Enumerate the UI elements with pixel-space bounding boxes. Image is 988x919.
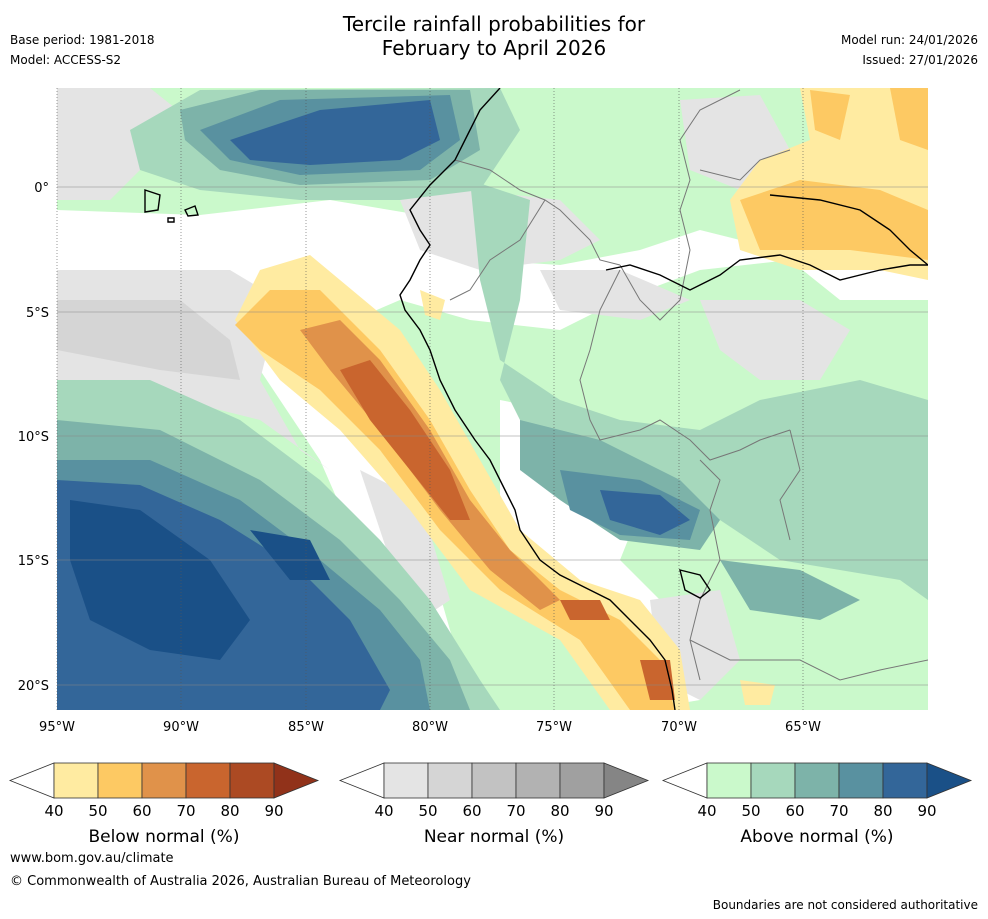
below-ne-50b [890,88,928,150]
colorbar-label: Above normal (%) [740,827,893,847]
below-ne-50c [810,90,850,140]
colorbar-tick: 70 [506,802,525,820]
below-coastal-70c [640,660,675,700]
issued-date: Issued: 27/01/2026 [862,53,978,67]
colorbar-segment [471,762,517,799]
colorbar-tick: 70 [829,802,848,820]
lon-label: 75°W [536,720,572,735]
colorbar-extend-high [603,762,650,799]
boundary-disclaimer: Boundaries are not considered authoritat… [712,898,978,912]
title-line-1: Tercile rainfall probabilities for [342,12,646,36]
colorbar-segment [515,762,561,799]
colorbar-tick: 50 [88,802,107,820]
colorbar-segment [838,762,884,799]
below-coastal-70b [560,600,610,620]
lon-label: 90°W [163,720,199,735]
colorbar-segment [882,762,928,799]
colorbar-segment [141,762,187,799]
colorbar-tick: 90 [594,802,613,820]
near-normal-brazil [700,300,850,380]
colorbar-extend-low [661,762,708,799]
colorbar-above: 40 50 60 70 80 90 Above normal (%) [661,762,973,847]
colorbar-tick: 80 [220,802,239,820]
colorbar-near: 40 50 60 70 80 90 Near normal (%) [338,762,650,847]
meta-right: Model run: 24/01/2026 Issued: 27/01/2026 [841,30,978,70]
colorbar-tick: 70 [176,802,195,820]
above-sw-90 [70,500,250,660]
lat-label: 10°S [18,430,49,445]
above-bolivia-60 [720,560,860,620]
map-title: Tercile rainfall probabilities for Febru… [0,12,988,60]
colorbar-tick: 60 [132,802,151,820]
colorbar-tick: 50 [418,802,437,820]
lon-label: 65°W [785,720,821,735]
lat-label: 5°S [26,306,49,321]
colorbar-segment [559,762,605,799]
colorbar-segment [383,762,429,799]
colorbar-tick: 80 [873,802,892,820]
meta-left: Base period: 1981-2018 Model: ACCESS-S2 [10,30,155,70]
copyright-notice: © Commonwealth of Australia 2026, Austra… [10,874,471,889]
colorbar-tick: 40 [44,802,63,820]
colorbar-label: Below normal (%) [89,827,240,847]
colorbar-segment [97,762,143,799]
colorbar-label: Near normal (%) [424,827,564,847]
colorbar-extend-low [338,762,385,799]
lat-label: 20°S [18,679,49,694]
above-n-80 [230,100,440,165]
colorbar-segment [185,762,231,799]
model-run: Model run: 24/01/2026 [840,33,978,47]
near-normal-offshore [360,470,450,620]
colorbar-segment [427,762,473,799]
near-normal-ocean-core [57,300,240,380]
probability-field [57,88,928,710]
above-peru-80 [600,490,690,535]
below-ne-50 [740,180,928,260]
lat-label: 0° [34,181,49,196]
above-sw-90b [250,530,330,580]
map-latlines [57,186,928,686]
colorbar-extend-high [273,762,320,799]
lon-label: 95°W [39,720,75,735]
colorbar-tick: 40 [374,802,393,820]
near-normal-amazon [540,270,690,320]
below-ecuador-40 [420,290,445,320]
model-name: Model: ACCESS-S2 [10,53,122,67]
colorbar-segment [53,762,99,799]
colorbar-extend-low [8,762,55,799]
colorbar-tick: 60 [785,802,804,820]
colorbar-tick: 50 [741,802,760,820]
lat-label: 15°S [18,554,49,569]
colorbar-extend-high [926,762,973,799]
lon-label: 70°W [661,720,697,735]
colorbar-segment [706,762,752,799]
colorbar-segment [794,762,840,799]
coastline [144,88,928,710]
base-period: Base period: 1981-2018 [10,33,155,47]
above-peru-50 [470,180,928,600]
colorbar-tick: 40 [697,802,716,820]
colorbar-tick: 90 [917,802,936,820]
website-link[interactable]: www.bom.gov.au/climate [10,851,174,866]
colorbar-segment [229,762,275,799]
colorbar-tick: 90 [264,802,283,820]
lon-label: 80°W [412,720,448,735]
latitude-labels: 0° 5°S 10°S 15°S 20°S [18,181,49,694]
longitude-labels: 95°W 90°W 85°W 80°W 75°W 70°W 65°W [39,720,821,735]
colorbar-tick: 60 [462,802,481,820]
country-boundaries [449,89,928,681]
lon-label: 85°W [288,720,324,735]
colorbar-segment [750,762,796,799]
colorbar-tick: 80 [550,802,569,820]
colorbar-legends: 40 50 60 70 80 90 Below normal (%) 40 50 60 70 80 90… [8,762,973,847]
title-line-2: February to April 2026 [381,36,607,60]
below-south-40 [740,680,775,705]
colorbar-below: 40 50 60 70 80 90 Below normal (%) [8,762,320,847]
below-coastal-70 [340,360,470,520]
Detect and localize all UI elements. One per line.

----

Taking the listing from the line with "below-ne-50b [890,88,928,150]" up to and including the line with "colorbar-tick: 90 [594,802,613,820]", substitute "longitude-label" for every "lon-label" and write out only those lines, with nothing else altered.

below-ne-50b [890,88,928,150]
colorbar-label: Above normal (%) [740,827,893,847]
below-ne-50c [810,90,850,140]
colorbar-tick: 70 [506,802,525,820]
below-coastal-70c [640,660,675,700]
issued-date: Issued: 27/01/2026 [862,53,978,67]
colorbar-segment [471,762,517,799]
colorbar-tick: 70 [829,802,848,820]
longitude-label: 75°W [536,720,572,735]
colorbar-extend-high [603,762,650,799]
boundary-disclaimer: Boundaries are not considered authoritat… [712,898,978,912]
title-line-1: Tercile rainfall probabilities for [342,12,646,36]
colorbar-segment [515,762,561,799]
colorbar-tick: 50 [88,802,107,820]
colorbar-segment [838,762,884,799]
below-coastal-70b [560,600,610,620]
longitude-label: 90°W [163,720,199,735]
colorbar-segment [882,762,928,799]
colorbar-segment [141,762,187,799]
colorbar-tick: 90 [594,802,613,820]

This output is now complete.